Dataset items
• • • •
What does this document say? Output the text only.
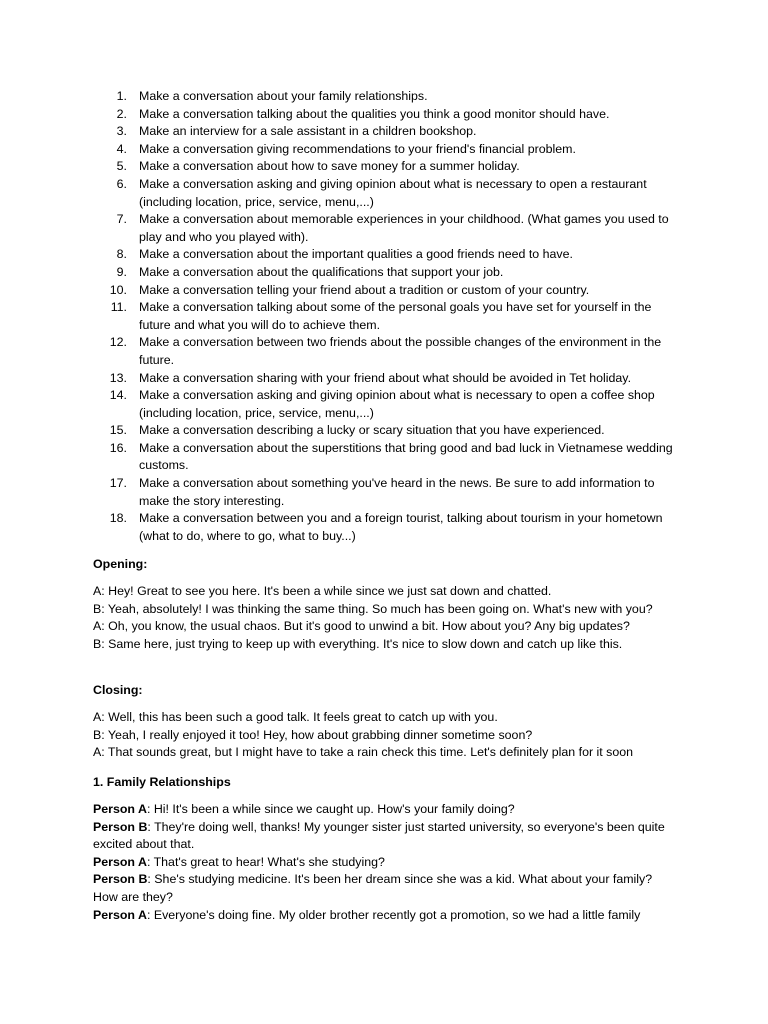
1. Make a conversation about your family relationships.
2. Make a conversation talking about the qualities you think a good monitor should have.
3. Make an interview for a sale assistant in a children bookshop.
4. Make a conversation giving recommendations to your friend's financial problem.
5. Make a conversation about how to save money for a summer holiday.
6. Make a conversation asking and giving opinion about what is necessary to open a restaurant (including location, price, service, menu,...)
7. Make a conversation about memorable experiences in your childhood. (What games you used to play and who you played with).
8. Make a conversation about the important qualities a good friends need to have.
9. Make a conversation about the qualifications that support your job.
10. Make a conversation telling your friend about a tradition or custom of your country.
11. Make a conversation talking about some of the personal goals you have set for yourself in the future and what you will do to achieve them.
12. Make a conversation between two friends about the possible changes of the environment in the future.
13. Make a conversation sharing with your friend about what should be avoided in Tet holiday.
14. Make a conversation asking and giving opinion about what is necessary to open a coffee shop (including location, price, service, menu,...)
15. Make a conversation describing a lucky or scary situation that you have experienced.
16. Make a conversation about the superstitions that bring good and bad luck in Vietnamese wedding customs.
17. Make a conversation about something you've heard in the news. Be sure to add information to make the story interesting.
18. Make a conversation between you and a foreign tourist, talking about tourism in your hometown (what to do, where to go, what to buy...)
Opening:

A: Hey! Great to see you here. It's been a while since we just sat down and chatted.

B: Yeah, absolutely! I was thinking the same thing. So much has been going on. What's new with you?

A: Oh, you know, the usual chaos. But it's good to unwind a bit. How about you? Any big updates?

B: Same here, just trying to keep up with everything. It's nice to slow down and catch up like this.

Closing:

A: Well, this has been such a good talk. It feels great to catch up with you.

B: Yeah, I really enjoyed it too! Hey, how about grabbing dinner sometime soon?

A: That sounds great, but I might have to take a rain check this time. Let's definitely plan for it soon

1. Family Relationships

Person A: Hi! It's been a while since we caught up. How's your family doing?

Person B: They're doing well, thanks! My younger sister just started university, so everyone's been quite excited about that.

Person A: That's great to hear! What's she studying?

Person B: She's studying medicine. It's been her dream since she was a kid. What about your family? How are they?

Person A: Everyone's doing fine. My older brother recently got a promotion, so we had a little family
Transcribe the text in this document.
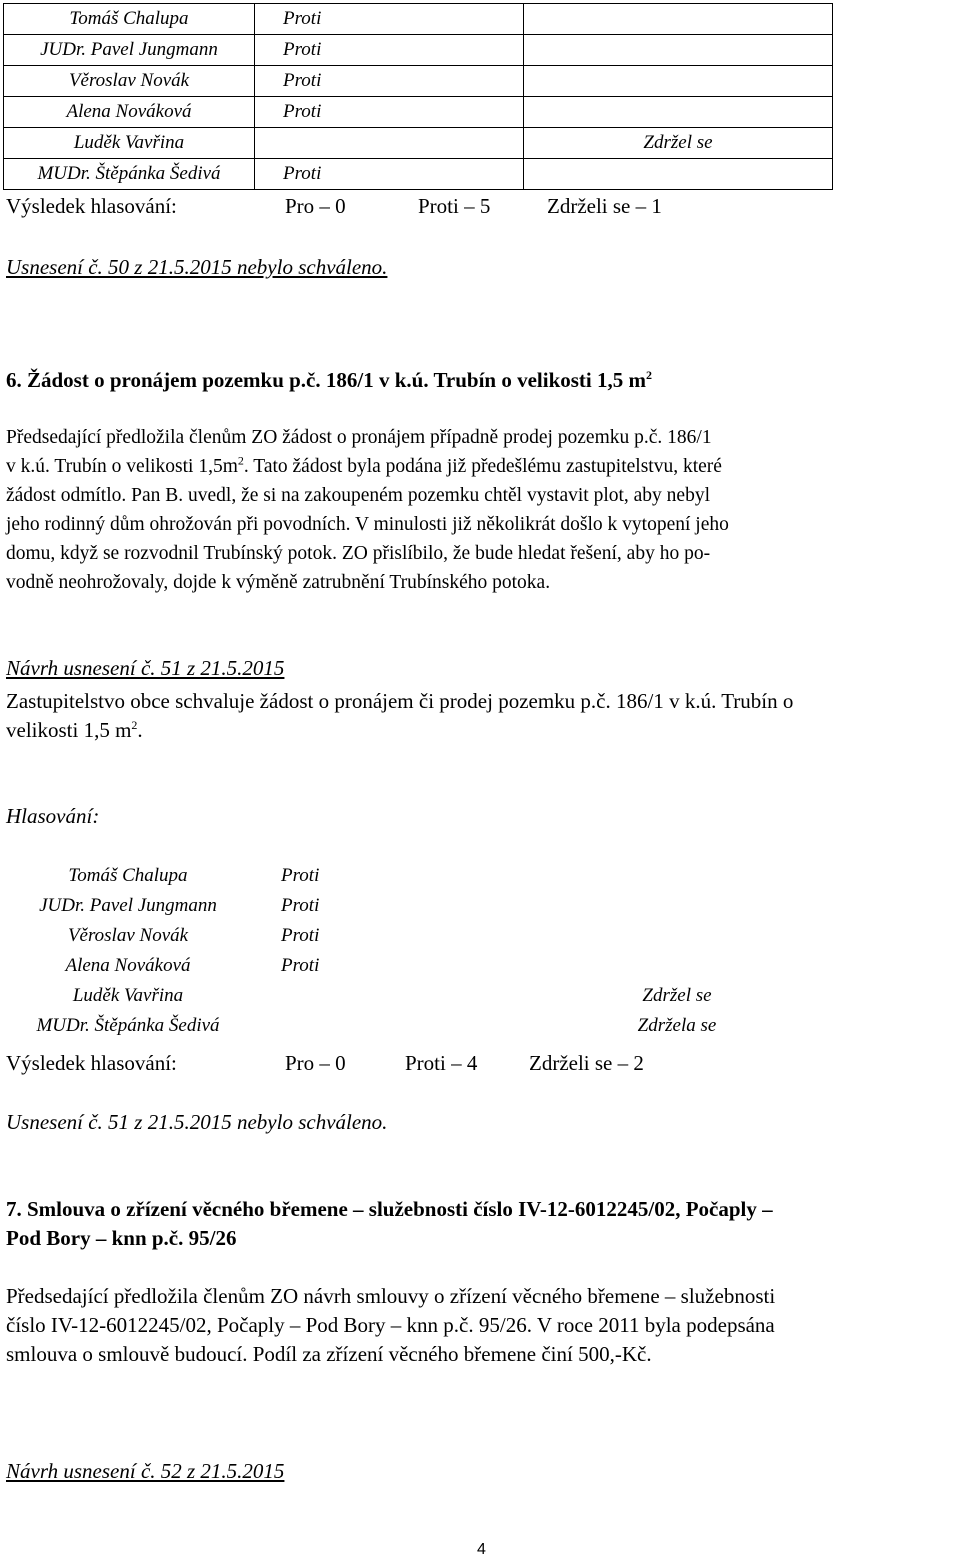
Tomáš Chalupa	Proti	
JUDr. Pavel Jungmann	Proti	
Věroslav Novák	Proti	
Alena Nováková	Proti	
Luděk Vavřina		Zdržel se
MUDr. Štěpánka Šedivá	Proti	
Výsledek hlasování:	Pro – 0	Proti – 5	Zdrželi se – 1
Usnesení č. 50 z 21.5.2015 nebylo schváleno.
6. Žádost o pronájem pozemku p.č. 186/1 v k.ú. Trubín o velikosti 1,5 $m^2$
Předsedající předložila členům ZO žádost o pronájem případně prodej pozemku p.č. 186/1
v k.ú. Trubín o velikosti $1,5m^2$. Tato žádost byla podána již předešlému zastupitelstvu, které
žádost odmítlo. Pan B. uvedl, že si na zakoupeném pozemku chtěl vystavit plot, aby nebyl
jeho rodinný dům ohrožován při povodních. V minulosti již několikrát došlo k vytopení jeho
domu, když se rozvodnil Trubínský potok. ZO přislíbilo, že bude hledat řešení, aby ho po-
vodně neohrožovaly, dojde k výměně zatrubnění Trubínského potoka.
Návrh usnesení č. 51 z 21.5.2015
Zastupitelstvo obce schvaluje žádost o pronájem či prodej pozemku p.č. 186/1 v k.ú. Trubín o
velikosti 1,5 $m^2$.
Hlasování:
Tomáš Chalupa	Proti	
JUDr. Pavel Jungmann	Proti	
Věroslav Novák	Proti	
Alena Nováková	Proti	
Luděk Vavřina		Zdržel se
MUDr. Štěpánka Šedivá		Zdržela se
Výsledek hlasování:	Pro – 0	Proti – 4 Zdrželi se – 2
Usnesení č. 51 z 21.5.2015 nebylo schváleno.
7. Smlouva o zřízení věcného břemene – služebnosti číslo IV-12-6012245/02, Počaply –
Pod Bory – knn p.č. 95/26
Předsedající předložila členům ZO návrh smlouvy o zřízení věcného břemene – služebnosti
číslo IV-12-6012245/02, Počaply – Pod Bory – knn p.č. 95/26. V roce 2011 byla podepsána
smlouva o smlouvě budoucí. Podíl za zřízení věcného břemene činí 500,-Kč.
Návrh usnesení č. 52 z 21.5.2015
4
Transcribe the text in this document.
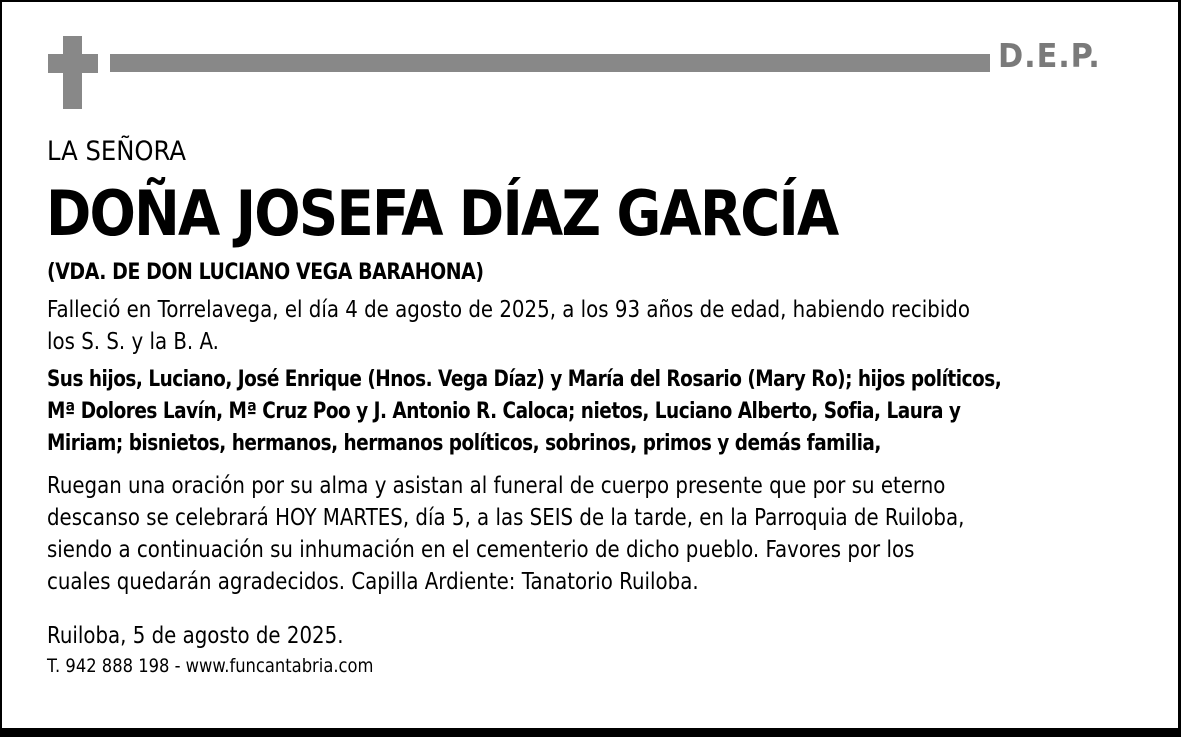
D.E.P.

LA SEÑORA

DOÑA JOSEFA DÍAZ GARCÍA

(VDA. DE DON LUCIANO VEGA BARAHONA)

Falleció en Torrelavega, el día 4 de agosto de 2025, a los 93 años de edad, habiendo recibido
los S. S. y la B. A.

Sus hijos, Luciano, José Enrique (Hnos. Vega Díaz) y María del Rosario (Mary Ro); hijos políticos,
Mª Dolores Lavín, Mª Cruz Poo y J. Antonio R. Caloca; nietos, Luciano Alberto, Sofia, Laura y
Miriam; bisnietos, hermanos, hermanos políticos, sobrinos, primos y demás familia,

Ruegan una oración por su alma y asistan al funeral de cuerpo presente que por su eterno
descanso se celebrará HOY MARTES, día 5, a las SEIS de la tarde, en la Parroquia de Ruiloba,
siendo a continuación su inhumación en el cementerio de dicho pueblo. Favores por los
cuales quedarán agradecidos. Capilla Ardiente: Tanatorio Ruiloba.

Ruiloba, 5 de agosto de 2025.

T. 942 888 198 - www.funcantabria.com
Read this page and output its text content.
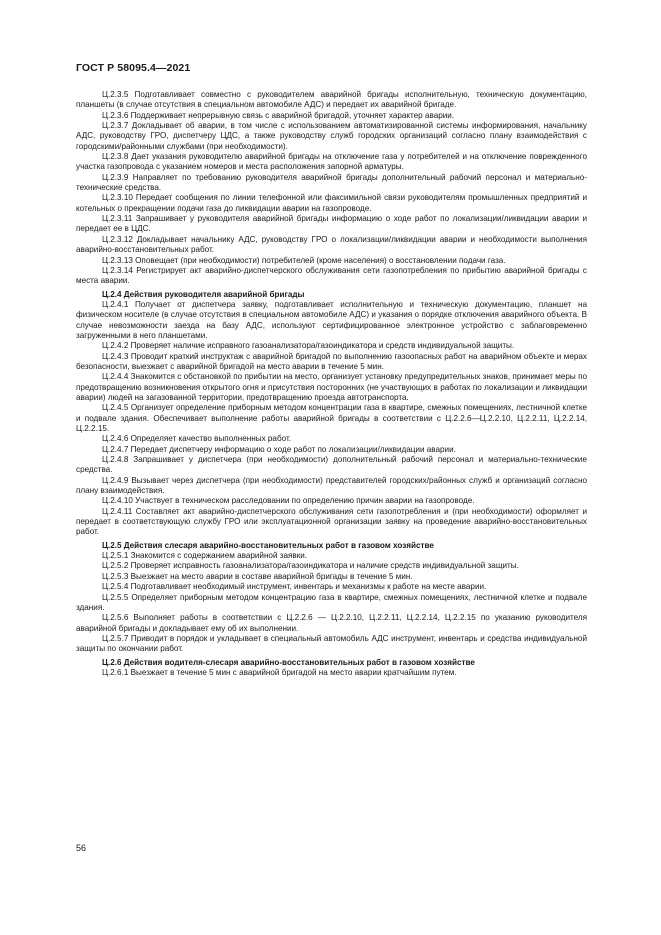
ГОСТ Р 58095.4—2021

Ц.2.3.5 Подготавливает совместно с руководителем аварийной бригады исполнительную, техническую документацию, планшеты (в случае отсутствия в специальном автомобиле АДС) и передает их аварийной бригаде.

Ц.2.3.6 Поддерживает непрерывную связь с аварийной бригадой, уточняет характер аварии.

Ц.2.3.7 Докладывает об аварии, в том числе с использованием автоматизированной системы информирования, начальнику АДС, руководству ГРО, диспетчеру ЦДС, а также руководству служб городских организаций согласно плану взаимодействия с городскими/районными службами (при необходимости).

Ц.2.3.8 Дает указания руководителю аварийной бригады на отключение газа у потребителей и на отключение поврежденного участка газопровода с указанием номеров и места расположения запорной арматуры.

Ц.2.3.9 Направляет по требованию руководителя аварийной бригады дополнительный рабочий персонал и материально-технические средства.

Ц.2.3.10 Передает сообщения по линии телефонной или факсимильной связи руководителям промышленных предприятий и котельных о прекращении подачи газа до ликвидации аварии на газопроводе.

Ц.2.3.11 Запрашивает у руководителя аварийной бригады информацию о ходе работ по локализации/ликвидации аварии и передает ее в ЦДС.

Ц.2.3.12 Докладывает начальнику АДС, руководству ГРО о локализации/ликвидации аварии и необходимости выполнения аварийно-восстановительных работ.

Ц.2.3.13 Оповещает (при необходимости) потребителей (кроме населения) о восстановлении подачи газа.

Ц.2.3.14 Регистрирует акт аварийно-диспетчерского обслуживания сети газопотребления по прибытию аварийной бригады с места аварии.

Ц.2.4 Действия руководителя аварийной бригады

Ц.2.4.1 Получает от диспетчера заявку, подготавливает исполнительную и техническую документацию, планшет на физическом носителе (в случае отсутствия в специальном автомобиле АДС) и указания о порядке отключения аварийного объекта. В случае невозможности заезда на базу АДС, используют сертифицированное электронное устройство с заблаговременно загруженными в него планшетами.

Ц.2.4.2 Проверяет наличие исправного газоанализатора/газоиндикатора и средств индивидуальной защиты.

Ц.2.4.3 Проводит краткий инструктаж с аварийной бригадой по выполнению газоопасных работ на аварийном объекте и мерах безопасности, выезжает с аварийной бригадой на место аварии в течение 5 мин.

Ц.2.4.4 Знакомится с обстановкой по прибытии на место, организует установку предупредительных знаков, принимает меры по предотвращению возникновения открытого огня и присутствия посторонних (не участвующих в работах по локализации и ликвидации аварии) людей на загазованной территории, предотвращению проезда автотранспорта.

Ц.2.4.5 Организует определение приборным методом концентрации газа в квартире, смежных помещениях, лестничной клетке и подвале здания. Обеспечивает выполнение работы аварийной бригады в соответствии с Ц.2.2.6—Ц.2.2.10, Ц.2.2.11, Ц.2.2.14, Ц.2.2.15.

Ц.2.4.6 Определяет качество выполненных работ.

Ц.2.4.7 Передает диспетчеру информацию о ходе работ по локализации/ликвидации аварии.

Ц.2.4.8 Запрашивает у диспетчера (при необходимости) дополнительный рабочий персонал и материально-технические средства.

Ц.2.4.9 Вызывает через диспетчера (при необходимости) представителей городских/районных служб и организаций согласно плану взаимодействия.

Ц.2.4.10 Участвует в техническом расследовании по определению причин аварии на газопроводе.

Ц.2.4.11 Составляет акт аварийно-диспетчерского обслуживания сети газопотребления и (при необходимости) оформляет и передает в соответствующую службу ГРО или эксплуатационной организации заявку на проведение аварийно-восстановительных работ.

Ц.2.5 Действия слесаря аварийно-восстановительных работ в газовом хозяйстве

Ц.2.5.1 Знакомится с содержанием аварийной заявки.

Ц.2.5.2 Проверяет исправность газоанализатора/газоиндикатора и наличие средств индивидуальной защиты.

Ц.2.5.3 Выезжает на место аварии в составе аварийной бригады в течение 5 мин.

Ц.2.5.4 Подготавливает необходимый инструмент, инвентарь и механизмы к работе на месте аварии.

Ц.2.5.5 Определяет приборным методом концентрацию газа в квартире, смежных помещениях, лестничной клетке и подвале здания.

Ц.2.5.6 Выполняет работы в соответствии с Ц.2.2.6 — Ц.2.2.10, Ц.2.2.11, Ц.2.2.14, Ц.2.2.15 по указанию руководителя аварийной бригады и докладывает ему об их выполнении.

Ц.2.5.7 Приводит в порядок и укладывает в специальный автомобиль АДС инструмент, инвентарь и средства индивидуальной защиты по окончании работ.

Ц.2.6 Действия водителя-слесаря аварийно-восстановительных работ в газовом хозяйстве

Ц.2.6.1 Выезжает в течение 5 мин с аварийной бригадой на место аварии кратчайшим путем.

56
• • • •
Problem details
Pick out each line in the material containing "квартире".

Solution to the exercise
Ц.2.4.5 Организует определение приборным методом концентрации газа в квартире, смежных помещениях, лестничной клетке и подвале здания. Обеспечивает выполнение работы аварийной бригады в соответствии с Ц.2.2.6—Ц.2.2.10, Ц.2.2.11, Ц.2.2.14, Ц.2.2.15.
Ц.2.5.5 Определяет приборным методом концентрацию газа в квартире, смежных помещениях, лестничной клетке и подвале здания.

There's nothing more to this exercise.